**What you have to do**
In this exercise, reproduce all the entries that follow exactly.

**Exercise materials**
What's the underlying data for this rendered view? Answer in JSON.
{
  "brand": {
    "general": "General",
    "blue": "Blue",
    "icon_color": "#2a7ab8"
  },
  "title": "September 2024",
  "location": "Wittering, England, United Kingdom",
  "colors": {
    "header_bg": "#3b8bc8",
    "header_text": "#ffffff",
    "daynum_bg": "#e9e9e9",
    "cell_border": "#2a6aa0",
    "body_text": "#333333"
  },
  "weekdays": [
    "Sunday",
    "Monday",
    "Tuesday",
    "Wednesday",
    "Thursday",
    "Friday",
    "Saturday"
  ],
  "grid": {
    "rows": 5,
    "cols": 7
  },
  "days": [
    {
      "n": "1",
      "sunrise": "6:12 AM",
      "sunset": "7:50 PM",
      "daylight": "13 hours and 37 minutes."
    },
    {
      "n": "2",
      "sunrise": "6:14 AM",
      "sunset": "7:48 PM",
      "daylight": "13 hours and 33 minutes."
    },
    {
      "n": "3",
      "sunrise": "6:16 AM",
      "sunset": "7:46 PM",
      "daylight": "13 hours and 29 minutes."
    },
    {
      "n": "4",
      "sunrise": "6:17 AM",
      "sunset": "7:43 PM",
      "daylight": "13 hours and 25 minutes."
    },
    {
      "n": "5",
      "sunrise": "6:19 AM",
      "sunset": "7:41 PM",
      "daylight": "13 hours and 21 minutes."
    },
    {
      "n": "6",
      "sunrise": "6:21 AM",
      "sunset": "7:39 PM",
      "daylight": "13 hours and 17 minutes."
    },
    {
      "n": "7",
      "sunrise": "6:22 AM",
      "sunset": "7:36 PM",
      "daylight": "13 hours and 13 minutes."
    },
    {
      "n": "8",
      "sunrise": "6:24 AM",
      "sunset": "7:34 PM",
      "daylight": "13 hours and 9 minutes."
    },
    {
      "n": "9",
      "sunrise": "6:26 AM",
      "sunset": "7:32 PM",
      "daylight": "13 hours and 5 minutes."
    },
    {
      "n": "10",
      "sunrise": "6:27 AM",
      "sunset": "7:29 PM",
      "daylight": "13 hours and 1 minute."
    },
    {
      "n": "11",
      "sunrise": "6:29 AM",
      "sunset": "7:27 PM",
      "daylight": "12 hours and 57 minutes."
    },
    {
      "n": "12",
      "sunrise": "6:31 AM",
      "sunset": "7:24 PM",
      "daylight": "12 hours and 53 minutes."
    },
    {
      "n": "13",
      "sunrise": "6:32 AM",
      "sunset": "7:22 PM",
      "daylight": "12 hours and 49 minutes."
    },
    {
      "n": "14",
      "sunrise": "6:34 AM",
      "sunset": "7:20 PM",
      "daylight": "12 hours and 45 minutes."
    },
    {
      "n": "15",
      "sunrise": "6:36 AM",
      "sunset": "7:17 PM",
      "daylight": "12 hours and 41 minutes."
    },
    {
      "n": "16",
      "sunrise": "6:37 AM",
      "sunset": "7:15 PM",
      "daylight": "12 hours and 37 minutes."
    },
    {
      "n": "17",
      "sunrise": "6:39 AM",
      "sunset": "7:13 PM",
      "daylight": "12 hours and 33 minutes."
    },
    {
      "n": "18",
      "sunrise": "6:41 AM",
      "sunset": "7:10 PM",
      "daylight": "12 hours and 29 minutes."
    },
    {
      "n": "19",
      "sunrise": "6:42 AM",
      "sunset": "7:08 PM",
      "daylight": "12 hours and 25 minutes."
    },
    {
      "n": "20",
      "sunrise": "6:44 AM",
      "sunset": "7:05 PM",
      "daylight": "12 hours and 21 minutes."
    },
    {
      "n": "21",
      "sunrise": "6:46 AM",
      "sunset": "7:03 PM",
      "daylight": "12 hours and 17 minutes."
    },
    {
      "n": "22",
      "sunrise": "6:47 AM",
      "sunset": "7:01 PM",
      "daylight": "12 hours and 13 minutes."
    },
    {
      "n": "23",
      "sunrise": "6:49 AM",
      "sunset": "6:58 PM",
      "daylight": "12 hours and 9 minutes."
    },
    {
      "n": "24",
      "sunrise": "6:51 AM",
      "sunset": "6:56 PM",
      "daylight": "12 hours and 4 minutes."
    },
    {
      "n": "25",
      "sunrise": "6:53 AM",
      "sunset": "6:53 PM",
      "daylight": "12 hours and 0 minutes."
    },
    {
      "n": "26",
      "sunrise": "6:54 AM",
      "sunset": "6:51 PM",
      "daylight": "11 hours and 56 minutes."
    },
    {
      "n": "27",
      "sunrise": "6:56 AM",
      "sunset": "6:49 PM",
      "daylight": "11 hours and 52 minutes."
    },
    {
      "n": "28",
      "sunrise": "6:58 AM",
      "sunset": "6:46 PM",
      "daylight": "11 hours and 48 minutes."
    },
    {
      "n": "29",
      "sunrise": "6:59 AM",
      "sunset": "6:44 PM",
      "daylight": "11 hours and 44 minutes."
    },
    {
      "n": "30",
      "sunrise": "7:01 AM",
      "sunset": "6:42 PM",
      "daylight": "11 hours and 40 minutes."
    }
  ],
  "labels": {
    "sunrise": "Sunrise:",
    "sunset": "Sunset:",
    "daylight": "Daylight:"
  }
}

**Exercise output**
What's the underlying data for this rendered view? Answer in JSON.
{
  "brand": {
    "general": "General",
    "blue": "Blue",
    "icon_color": "#2a7ab8"
  },
  "title": "September 2024",
  "location": "Wittering, England, United Kingdom",
  "colors": {
    "header_bg": "#3b8bc8",
    "header_text": "#ffffff",
    "daynum_bg": "#e9e9e9",
    "cell_border": "#2a6aa0",
    "body_text": "#333333"
  },
  "weekdays": [
    "Sunday",
    "Monday",
    "Tuesday",
    "Wednesday",
    "Thursday",
    "Friday",
    "Saturday"
  ],
  "grid": {
    "rows": 5,
    "cols": 7
  },
  "days": [
    {
      "n": "1",
      "sunrise": "6:12 AM",
      "sunset": "7:50 PM",
      "daylight": "13 hours and 37 minutes."
    },
    {
      "n": "2",
      "sunrise": "6:14 AM",
      "sunset": "7:48 PM",
      "daylight": "13 hours and 33 minutes."
    },
    {
      "n": "3",
      "sunrise": "6:16 AM",
      "sunset": "7:46 PM",
      "daylight": "13 hours and 29 minutes."
    },
    {
      "n": "4",
      "sunrise": "6:17 AM",
      "sunset": "7:43 PM",
      "daylight": "13 hours and 25 minutes."
    },
    {
      "n": "5",
      "sunrise": "6:19 AM",
      "sunset": "7:41 PM",
      "daylight": "13 hours and 21 minutes."
    },
    {
      "n": "6",
      "sunrise": "6:21 AM",
      "sunset": "7:39 PM",
      "daylight": "13 hours and 17 minutes."
    },
    {
      "n": "7",
      "sunrise": "6:22 AM",
      "sunset": "7:36 PM",
      "daylight": "13 hours and 13 minutes."
    },
    {
      "n": "8",
      "sunrise": "6:24 AM",
      "sunset": "7:34 PM",
      "daylight": "13 hours and 9 minutes."
    },
    {
      "n": "9",
      "sunrise": "6:26 AM",
      "sunset": "7:32 PM",
      "daylight": "13 hours and 5 minutes."
    },
    {
      "n": "10",
      "sunrise": "6:27 AM",
      "sunset": "7:29 PM",
      "daylight": "13 hours and 1 minute."
    },
    {
      "n": "11",
      "sunrise": "6:29 AM",
      "sunset": "7:27 PM",
      "daylight": "12 hours and 57 minutes."
    },
    {
      "n": "12",
      "sunrise": "6:31 AM",
      "sunset": "7:24 PM",
      "daylight": "12 hours and 53 minutes."
    },
    {
      "n": "13",
      "sunrise": "6:32 AM",
      "sunset": "7:22 PM",
      "daylight": "12 hours and 49 minutes."
    },
    {
      "n": "14",
      "sunrise": "6:34 AM",
      "sunset": "7:20 PM",
      "daylight": "12 hours and 45 minutes."
    },
    {
      "n": "15",
      "sunrise": "6:36 AM",
      "sunset": "7:17 PM",
      "daylight": "12 hours and 41 minutes."
    },
    {
      "n": "16",
      "sunrise": "6:37 AM",
      "sunset": "7:15 PM",
      "daylight": "12 hours and 37 minutes."
    },
    {
      "n": "17",
      "sunrise": "6:39 AM",
      "sunset": "7:13 PM",
      "daylight": "12 hours and 33 minutes."
    },
    {
      "n": "18",
      "sunrise": "6:41 AM",
      "sunset": "7:10 PM",
      "daylight": "12 hours and 29 minutes."
    },
    {
      "n": "19",
      "sunrise": "6:42 AM",
      "sunset": "7:08 PM",
      "daylight": "12 hours and 25 minutes."
    },
    {
      "n": "20",
      "sunrise": "6:44 AM",
      "sunset": "7:05 PM",
      "daylight": "12 hours and 21 minutes."
    },
    {
      "n": "21",
      "sunrise": "6:46 AM",
      "sunset": "7:03 PM",
      "daylight": "12 hours and 17 minutes."
    },
    {
      "n": "22",
      "sunrise": "6:47 AM",
      "sunset": "7:01 PM",
      "daylight": "12 hours and 13 minutes."
    },
    {
      "n": "23",
      "sunrise": "6:49 AM",
      "sunset": "6:58 PM",
      "daylight": "12 hours and 9 minutes."
    },
    {
      "n": "24",
      "sunrise": "6:51 AM",
      "sunset": "6:56 PM",
      "daylight": "12 hours and 4 minutes."
    },
    {
      "n": "25",
      "sunrise": "6:53 AM",
      "sunset": "6:53 PM",
      "daylight": "12 hours and 0 minutes."
    },
    {
      "n": "26",
      "sunrise": "6:54 AM",
      "sunset": "6:51 PM",
      "daylight": "11 hours and 56 minutes."
    },
    {
      "n": "27",
      "sunrise": "6:56 AM",
      "sunset": "6:49 PM",
      "daylight": "11 hours and 52 minutes."
    },
    {
      "n": "28",
      "sunrise": "6:58 AM",
      "sunset": "6:46 PM",
      "daylight": "11 hours and 48 minutes."
    },
    {
      "n": "29",
      "sunrise": "6:59 AM",
      "sunset": "6:44 PM",
      "daylight": "11 hours and 44 minutes."
    },
    {
      "n": "30",
      "sunrise": "7:01 AM",
      "sunset": "6:42 PM",
      "daylight": "11 hours and 40 minutes."
    }
  ],
  "labels": {
    "sunrise": "Sunrise:",
    "sunset": "Sunset:",
    "daylight": "Daylight:"
  }
}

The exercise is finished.